## Objective
Set down the material below in full, matching it exactly.

▼

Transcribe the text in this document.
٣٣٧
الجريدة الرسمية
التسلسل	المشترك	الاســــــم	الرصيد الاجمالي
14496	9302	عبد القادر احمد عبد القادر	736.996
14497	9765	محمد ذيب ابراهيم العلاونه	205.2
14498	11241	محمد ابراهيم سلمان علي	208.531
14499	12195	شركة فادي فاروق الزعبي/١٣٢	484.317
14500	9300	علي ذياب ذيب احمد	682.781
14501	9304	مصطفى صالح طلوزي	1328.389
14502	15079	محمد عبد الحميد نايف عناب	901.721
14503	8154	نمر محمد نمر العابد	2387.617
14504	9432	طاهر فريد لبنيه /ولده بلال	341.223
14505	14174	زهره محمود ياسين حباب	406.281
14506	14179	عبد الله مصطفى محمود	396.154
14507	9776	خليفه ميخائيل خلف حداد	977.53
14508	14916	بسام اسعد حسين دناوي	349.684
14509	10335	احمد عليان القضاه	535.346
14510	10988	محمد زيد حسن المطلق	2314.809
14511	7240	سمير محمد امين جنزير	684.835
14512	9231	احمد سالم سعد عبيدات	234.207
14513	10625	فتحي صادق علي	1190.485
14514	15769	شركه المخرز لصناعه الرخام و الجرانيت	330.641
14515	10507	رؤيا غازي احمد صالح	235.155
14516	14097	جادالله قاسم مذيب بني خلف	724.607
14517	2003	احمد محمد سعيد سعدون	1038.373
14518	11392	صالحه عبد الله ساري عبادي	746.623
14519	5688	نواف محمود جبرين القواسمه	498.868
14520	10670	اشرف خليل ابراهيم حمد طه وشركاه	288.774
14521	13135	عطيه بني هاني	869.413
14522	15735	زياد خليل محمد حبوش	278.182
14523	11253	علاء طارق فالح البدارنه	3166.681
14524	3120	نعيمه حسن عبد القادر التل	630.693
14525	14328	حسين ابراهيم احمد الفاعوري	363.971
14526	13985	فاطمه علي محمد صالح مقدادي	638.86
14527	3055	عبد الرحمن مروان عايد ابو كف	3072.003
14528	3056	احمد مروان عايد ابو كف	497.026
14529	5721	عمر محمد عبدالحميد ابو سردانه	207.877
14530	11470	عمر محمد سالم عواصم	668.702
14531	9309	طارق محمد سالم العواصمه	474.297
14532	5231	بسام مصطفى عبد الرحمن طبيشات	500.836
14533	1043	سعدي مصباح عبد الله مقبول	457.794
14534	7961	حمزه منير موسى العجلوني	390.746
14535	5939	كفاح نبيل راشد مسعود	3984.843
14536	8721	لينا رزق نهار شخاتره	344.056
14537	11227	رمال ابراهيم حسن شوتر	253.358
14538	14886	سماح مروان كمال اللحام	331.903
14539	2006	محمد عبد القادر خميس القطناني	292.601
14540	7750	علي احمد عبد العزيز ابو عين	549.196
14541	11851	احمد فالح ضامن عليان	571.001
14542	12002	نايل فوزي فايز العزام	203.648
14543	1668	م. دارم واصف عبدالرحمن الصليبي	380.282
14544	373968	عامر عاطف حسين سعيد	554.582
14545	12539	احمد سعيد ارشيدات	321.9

▲

## The reply
Transcribe the text in this document.
٣٣٧
الجريدة الرسمية
التسلسل	المشترك	الاســــــم	الرصيد الاجمالي
14496	9302	عبد القادر احمد عبد القادر	736.996
14497	9765	محمد ذيب ابراهيم العلاونه	205.2
14498	11241	محمد ابراهيم سلمان علي	208.531
14499	12195	شركة فادي فاروق الزعبي/١٣٢	484.317
14500	9300	علي ذياب ذيب احمد	682.781
14501	9304	مصطفى صالح طلوزي	1328.389
14502	15079	محمد عبد الحميد نايف عناب	901.721
14503	8154	نمر محمد نمر العابد	2387.617
14504	9432	طاهر فريد لبنيه /ولده بلال	341.223
14505	14174	زهره محمود ياسين حباب	406.281
14506	14179	عبد الله مصطفى محمود	396.154
14507	9776	خليفه ميخائيل خلف حداد	977.53
14508	14916	بسام اسعد حسين دناوي	349.684
14509	10335	احمد عليان القضاه	535.346
14510	10988	محمد زيد حسن المطلق	2314.809
14511	7240	سمير محمد امين جنزير	684.835
14512	9231	احمد سالم سعد عبيدات	234.207
14513	10625	فتحي صادق علي	1190.485
14514	15769	شركه المخرز لصناعه الرخام و الجرانيت	330.641
14515	10507	رؤيا غازي احمد صالح	235.155
14516	14097	جادالله قاسم مذيب بني خلف	724.607
14517	2003	احمد محمد سعيد سعدون	1038.373
14518	11392	صالحه عبد الله ساري عبادي	746.623
14519	5688	نواف محمود جبرين القواسمه	498.868
14520	10670	اشرف خليل ابراهيم حمد طه وشركاه	288.774
14521	13135	عطيه بني هاني	869.413
14522	15735	زياد خليل محمد حبوش	278.182
14523	11253	علاء طارق فالح البدارنه	3166.681
14524	3120	نعيمه حسن عبد القادر التل	630.693
14525	14328	حسين ابراهيم احمد الفاعوري	363.971
14526	13985	فاطمه علي محمد صالح مقدادي	638.86
14527	3055	عبد الرحمن مروان عايد ابو كف	3072.003
14528	3056	احمد مروان عايد ابو كف	497.026
14529	5721	عمر محمد عبدالحميد ابو سردانه	207.877
14530	11470	عمر محمد سالم عواصم	668.702
14531	9309	طارق محمد سالم العواصمه	474.297
14532	5231	بسام مصطفى عبد الرحمن طبيشات	500.836
14533	1043	سعدي مصباح عبد الله مقبول	457.794
14534	7961	حمزه منير موسى العجلوني	390.746
14535	5939	كفاح نبيل راشد مسعود	3984.843
14536	8721	لينا رزق نهار شخاتره	344.056
14537	11227	رمال ابراهيم حسن شوتر	253.358
14538	14886	سماح مروان كمال اللحام	331.903
14539	2006	محمد عبد القادر خميس القطناني	292.601
14540	7750	علي احمد عبد العزيز ابو عين	549.196
14541	11851	احمد فالح ضامن عليان	571.001
14542	12002	نايل فوزي فايز العزام	203.648
14543	1668	م. دارم واصف عبدالرحمن الصليبي	380.282
14544	373968	عامر عاطف حسين سعيد	554.582
14545	12539	احمد سعيد ارشيدات	321.9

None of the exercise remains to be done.